#### [Stated task]
In the listing below, locate the lines that hold the string "cross". Copy those lines.

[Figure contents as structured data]
+--

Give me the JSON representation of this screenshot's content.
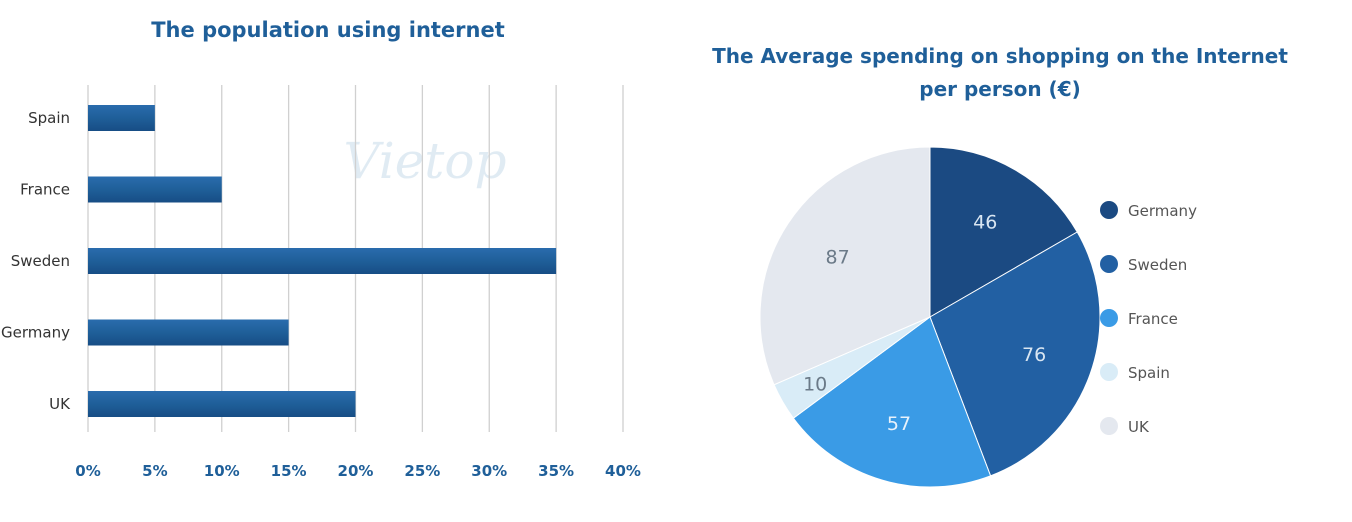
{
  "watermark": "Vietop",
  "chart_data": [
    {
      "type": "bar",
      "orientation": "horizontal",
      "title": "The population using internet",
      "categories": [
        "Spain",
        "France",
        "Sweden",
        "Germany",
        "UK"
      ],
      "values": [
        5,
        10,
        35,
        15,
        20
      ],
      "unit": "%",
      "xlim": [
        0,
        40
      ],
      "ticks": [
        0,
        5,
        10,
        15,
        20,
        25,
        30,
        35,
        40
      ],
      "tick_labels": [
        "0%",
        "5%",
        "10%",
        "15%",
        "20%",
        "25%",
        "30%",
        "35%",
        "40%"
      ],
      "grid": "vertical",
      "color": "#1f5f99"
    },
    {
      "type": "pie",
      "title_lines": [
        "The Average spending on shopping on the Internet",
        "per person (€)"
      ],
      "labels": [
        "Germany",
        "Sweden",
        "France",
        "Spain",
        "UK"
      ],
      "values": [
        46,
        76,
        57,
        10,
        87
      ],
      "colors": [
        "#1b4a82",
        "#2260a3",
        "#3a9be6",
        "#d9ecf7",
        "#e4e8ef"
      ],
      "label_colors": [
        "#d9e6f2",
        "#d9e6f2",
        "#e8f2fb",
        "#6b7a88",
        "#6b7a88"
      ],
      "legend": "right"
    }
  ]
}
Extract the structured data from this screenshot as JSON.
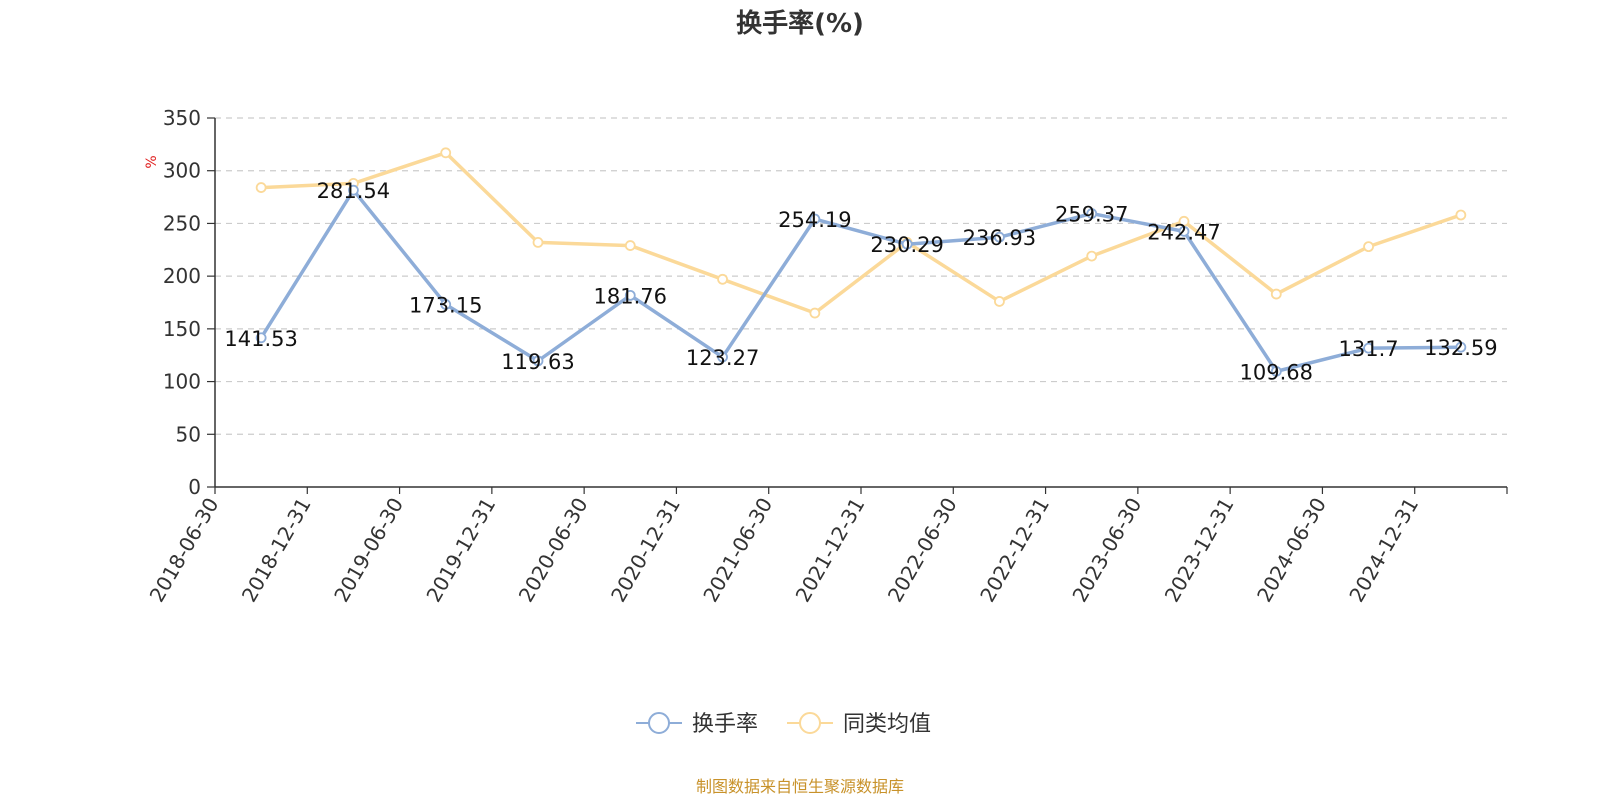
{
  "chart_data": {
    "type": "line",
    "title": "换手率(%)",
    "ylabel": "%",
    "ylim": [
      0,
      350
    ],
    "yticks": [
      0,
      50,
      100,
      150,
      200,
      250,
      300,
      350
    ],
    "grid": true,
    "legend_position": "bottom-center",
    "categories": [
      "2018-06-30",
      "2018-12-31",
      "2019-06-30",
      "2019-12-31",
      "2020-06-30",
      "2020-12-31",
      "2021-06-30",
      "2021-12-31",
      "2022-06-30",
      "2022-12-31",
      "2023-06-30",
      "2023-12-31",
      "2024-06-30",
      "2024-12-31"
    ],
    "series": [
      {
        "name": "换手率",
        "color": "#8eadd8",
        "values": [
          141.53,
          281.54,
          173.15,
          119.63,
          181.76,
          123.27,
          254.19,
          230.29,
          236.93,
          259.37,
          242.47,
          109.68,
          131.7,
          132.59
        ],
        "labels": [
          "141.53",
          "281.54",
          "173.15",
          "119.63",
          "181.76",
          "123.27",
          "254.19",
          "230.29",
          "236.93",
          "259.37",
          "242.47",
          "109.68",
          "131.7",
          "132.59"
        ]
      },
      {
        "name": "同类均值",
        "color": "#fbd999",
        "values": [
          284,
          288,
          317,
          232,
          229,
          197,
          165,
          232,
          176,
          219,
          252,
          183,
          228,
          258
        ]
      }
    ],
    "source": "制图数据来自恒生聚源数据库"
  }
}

+--

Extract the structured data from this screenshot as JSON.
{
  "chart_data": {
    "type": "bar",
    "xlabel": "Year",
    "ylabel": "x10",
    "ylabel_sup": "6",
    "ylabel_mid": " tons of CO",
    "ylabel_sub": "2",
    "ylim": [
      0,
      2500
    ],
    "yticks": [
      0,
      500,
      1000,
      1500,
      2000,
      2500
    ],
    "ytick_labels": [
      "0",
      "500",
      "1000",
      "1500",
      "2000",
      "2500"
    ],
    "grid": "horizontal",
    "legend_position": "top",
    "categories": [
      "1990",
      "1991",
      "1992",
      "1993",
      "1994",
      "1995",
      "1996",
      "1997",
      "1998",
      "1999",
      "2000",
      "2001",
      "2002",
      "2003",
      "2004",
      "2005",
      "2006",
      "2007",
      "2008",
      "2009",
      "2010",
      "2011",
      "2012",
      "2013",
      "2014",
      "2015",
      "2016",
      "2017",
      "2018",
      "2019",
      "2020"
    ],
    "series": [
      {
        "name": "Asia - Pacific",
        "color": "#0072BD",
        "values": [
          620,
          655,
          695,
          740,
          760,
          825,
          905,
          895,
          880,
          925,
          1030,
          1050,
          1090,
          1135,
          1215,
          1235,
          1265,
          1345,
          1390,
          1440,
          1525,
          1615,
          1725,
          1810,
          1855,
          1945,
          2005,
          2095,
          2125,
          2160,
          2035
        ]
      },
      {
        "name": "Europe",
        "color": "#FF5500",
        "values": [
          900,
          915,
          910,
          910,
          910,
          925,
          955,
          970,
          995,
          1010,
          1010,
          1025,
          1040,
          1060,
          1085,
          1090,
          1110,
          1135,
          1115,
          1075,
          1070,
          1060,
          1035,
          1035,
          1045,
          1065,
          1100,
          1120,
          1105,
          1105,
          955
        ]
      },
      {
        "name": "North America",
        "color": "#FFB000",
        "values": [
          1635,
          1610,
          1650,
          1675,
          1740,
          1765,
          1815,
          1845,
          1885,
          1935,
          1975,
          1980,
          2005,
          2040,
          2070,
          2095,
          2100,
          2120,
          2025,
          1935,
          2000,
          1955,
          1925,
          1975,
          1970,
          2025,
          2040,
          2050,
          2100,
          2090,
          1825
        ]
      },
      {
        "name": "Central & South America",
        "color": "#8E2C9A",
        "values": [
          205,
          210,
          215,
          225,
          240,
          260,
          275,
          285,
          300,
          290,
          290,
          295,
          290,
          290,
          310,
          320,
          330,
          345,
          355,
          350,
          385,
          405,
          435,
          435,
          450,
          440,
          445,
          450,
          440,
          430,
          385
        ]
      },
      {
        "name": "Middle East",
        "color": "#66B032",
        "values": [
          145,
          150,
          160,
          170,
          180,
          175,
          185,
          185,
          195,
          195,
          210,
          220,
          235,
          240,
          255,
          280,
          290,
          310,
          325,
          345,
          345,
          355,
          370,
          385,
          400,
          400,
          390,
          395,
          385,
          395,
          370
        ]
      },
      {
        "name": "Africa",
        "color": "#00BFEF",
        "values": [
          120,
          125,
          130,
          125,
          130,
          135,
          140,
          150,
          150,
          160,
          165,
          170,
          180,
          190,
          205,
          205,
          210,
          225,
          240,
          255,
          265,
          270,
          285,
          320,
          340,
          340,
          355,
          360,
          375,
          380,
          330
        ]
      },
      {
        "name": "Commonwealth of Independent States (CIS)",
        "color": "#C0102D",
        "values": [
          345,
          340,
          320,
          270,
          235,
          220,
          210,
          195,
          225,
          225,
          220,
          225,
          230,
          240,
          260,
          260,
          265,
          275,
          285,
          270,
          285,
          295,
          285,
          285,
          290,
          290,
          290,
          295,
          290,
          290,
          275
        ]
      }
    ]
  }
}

+--

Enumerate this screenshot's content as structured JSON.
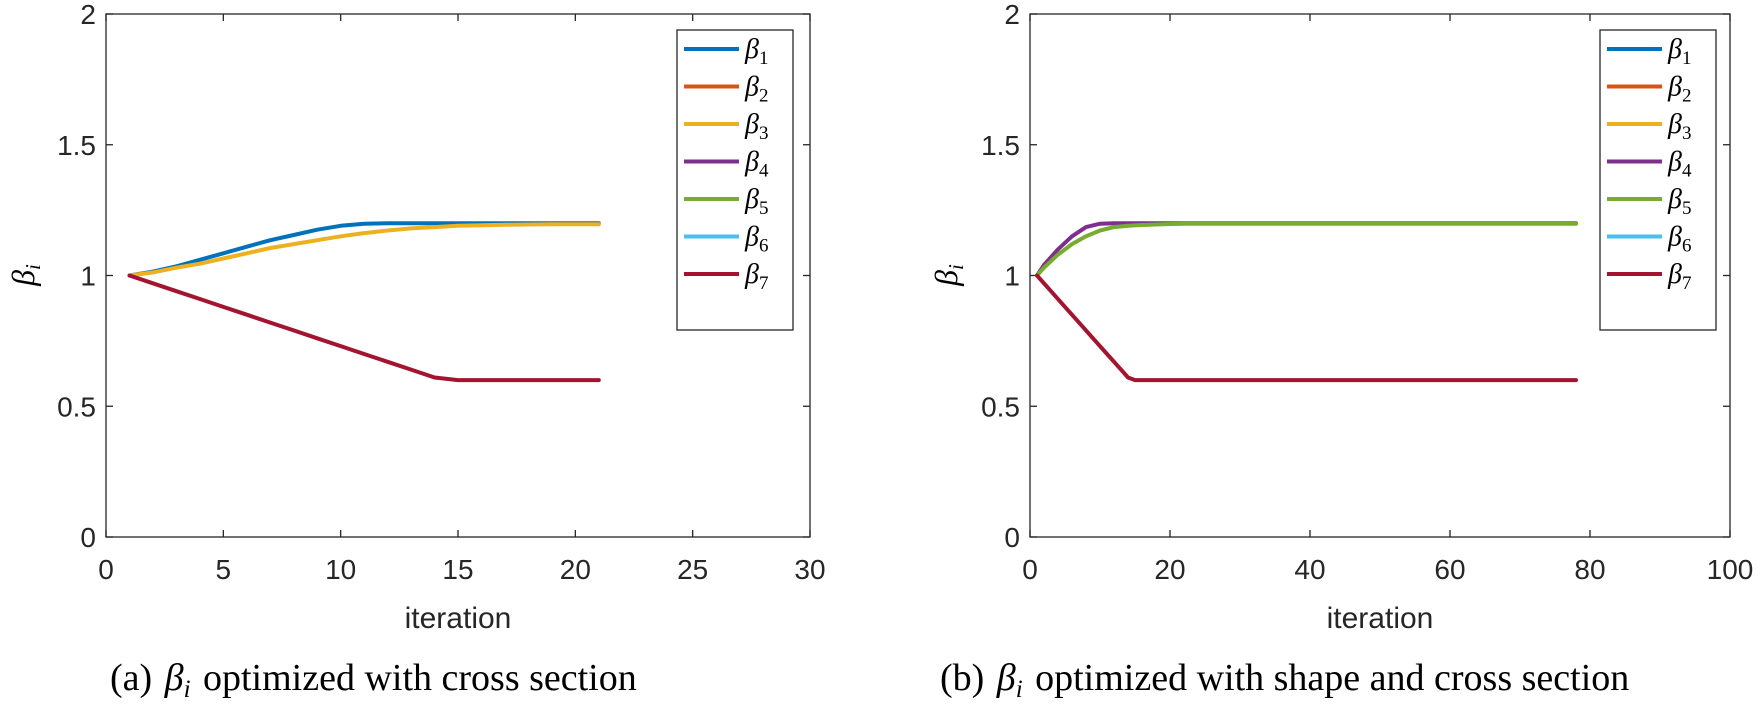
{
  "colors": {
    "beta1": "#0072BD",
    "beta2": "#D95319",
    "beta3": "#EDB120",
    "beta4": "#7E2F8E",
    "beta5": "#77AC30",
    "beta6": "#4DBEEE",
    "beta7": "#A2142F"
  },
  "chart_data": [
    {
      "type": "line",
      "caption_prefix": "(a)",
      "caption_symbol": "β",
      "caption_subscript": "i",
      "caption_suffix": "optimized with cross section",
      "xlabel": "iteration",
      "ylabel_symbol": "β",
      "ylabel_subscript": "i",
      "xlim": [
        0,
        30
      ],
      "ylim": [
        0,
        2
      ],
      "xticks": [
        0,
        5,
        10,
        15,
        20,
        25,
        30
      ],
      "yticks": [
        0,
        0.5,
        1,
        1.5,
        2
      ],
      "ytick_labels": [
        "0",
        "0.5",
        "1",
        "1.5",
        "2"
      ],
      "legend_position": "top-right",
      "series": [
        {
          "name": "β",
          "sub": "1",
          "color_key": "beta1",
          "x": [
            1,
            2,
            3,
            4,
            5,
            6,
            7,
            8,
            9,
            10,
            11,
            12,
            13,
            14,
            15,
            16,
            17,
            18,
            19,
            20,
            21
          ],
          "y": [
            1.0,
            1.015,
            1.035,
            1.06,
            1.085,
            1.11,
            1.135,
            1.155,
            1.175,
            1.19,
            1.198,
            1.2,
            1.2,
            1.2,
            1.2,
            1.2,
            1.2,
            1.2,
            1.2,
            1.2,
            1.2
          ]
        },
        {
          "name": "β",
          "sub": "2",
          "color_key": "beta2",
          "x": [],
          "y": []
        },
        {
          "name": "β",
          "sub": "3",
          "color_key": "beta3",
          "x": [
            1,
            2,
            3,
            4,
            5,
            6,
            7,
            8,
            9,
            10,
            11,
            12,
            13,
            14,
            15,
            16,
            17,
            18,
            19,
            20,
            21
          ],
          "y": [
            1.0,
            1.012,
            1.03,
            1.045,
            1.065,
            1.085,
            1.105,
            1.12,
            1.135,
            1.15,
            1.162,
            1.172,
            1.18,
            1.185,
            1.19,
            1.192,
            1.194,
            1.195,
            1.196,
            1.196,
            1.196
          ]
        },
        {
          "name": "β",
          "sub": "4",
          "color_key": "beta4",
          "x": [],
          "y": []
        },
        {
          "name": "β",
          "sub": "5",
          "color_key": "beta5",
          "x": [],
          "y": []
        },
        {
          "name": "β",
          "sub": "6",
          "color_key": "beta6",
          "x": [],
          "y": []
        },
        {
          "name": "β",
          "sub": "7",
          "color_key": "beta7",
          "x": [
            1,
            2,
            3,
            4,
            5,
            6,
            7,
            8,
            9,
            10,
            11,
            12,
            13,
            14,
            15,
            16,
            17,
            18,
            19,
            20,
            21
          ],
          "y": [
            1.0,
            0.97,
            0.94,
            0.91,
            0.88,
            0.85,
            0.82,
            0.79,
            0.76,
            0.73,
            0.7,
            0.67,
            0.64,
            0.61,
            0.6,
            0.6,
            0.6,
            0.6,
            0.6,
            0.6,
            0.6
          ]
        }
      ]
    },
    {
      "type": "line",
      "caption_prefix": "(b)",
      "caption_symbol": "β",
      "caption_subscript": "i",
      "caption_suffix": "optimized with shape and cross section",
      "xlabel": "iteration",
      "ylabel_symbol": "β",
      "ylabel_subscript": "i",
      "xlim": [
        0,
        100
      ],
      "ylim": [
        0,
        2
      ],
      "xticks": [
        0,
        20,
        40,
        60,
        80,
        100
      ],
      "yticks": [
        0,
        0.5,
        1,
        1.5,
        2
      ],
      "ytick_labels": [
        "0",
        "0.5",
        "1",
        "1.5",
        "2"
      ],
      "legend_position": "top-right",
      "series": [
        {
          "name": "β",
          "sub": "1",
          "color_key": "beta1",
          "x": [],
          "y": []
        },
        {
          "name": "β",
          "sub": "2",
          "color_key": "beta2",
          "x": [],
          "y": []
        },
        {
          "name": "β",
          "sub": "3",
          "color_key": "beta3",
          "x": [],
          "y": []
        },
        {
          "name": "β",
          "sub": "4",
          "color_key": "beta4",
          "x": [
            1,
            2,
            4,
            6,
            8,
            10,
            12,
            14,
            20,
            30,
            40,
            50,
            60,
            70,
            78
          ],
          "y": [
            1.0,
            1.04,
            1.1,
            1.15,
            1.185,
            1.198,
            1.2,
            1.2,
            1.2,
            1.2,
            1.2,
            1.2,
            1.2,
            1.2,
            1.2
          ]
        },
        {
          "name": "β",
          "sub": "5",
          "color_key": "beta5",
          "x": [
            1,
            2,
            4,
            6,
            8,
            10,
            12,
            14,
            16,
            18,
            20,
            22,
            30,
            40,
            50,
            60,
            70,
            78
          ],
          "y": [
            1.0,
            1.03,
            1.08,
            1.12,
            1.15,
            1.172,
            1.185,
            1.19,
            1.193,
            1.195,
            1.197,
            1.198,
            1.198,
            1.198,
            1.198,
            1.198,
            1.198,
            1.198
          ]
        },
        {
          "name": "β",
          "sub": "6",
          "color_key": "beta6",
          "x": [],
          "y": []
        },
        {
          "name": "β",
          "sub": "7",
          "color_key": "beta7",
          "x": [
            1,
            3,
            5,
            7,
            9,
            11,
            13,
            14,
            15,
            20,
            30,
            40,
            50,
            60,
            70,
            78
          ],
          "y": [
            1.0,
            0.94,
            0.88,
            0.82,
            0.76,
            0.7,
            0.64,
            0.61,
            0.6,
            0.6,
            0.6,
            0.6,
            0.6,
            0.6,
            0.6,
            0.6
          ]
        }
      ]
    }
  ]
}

+--

#### [Response]
      "caption_suffix": "optimized with cross section",
      "caption_suffix": "optimized with shape and cross section",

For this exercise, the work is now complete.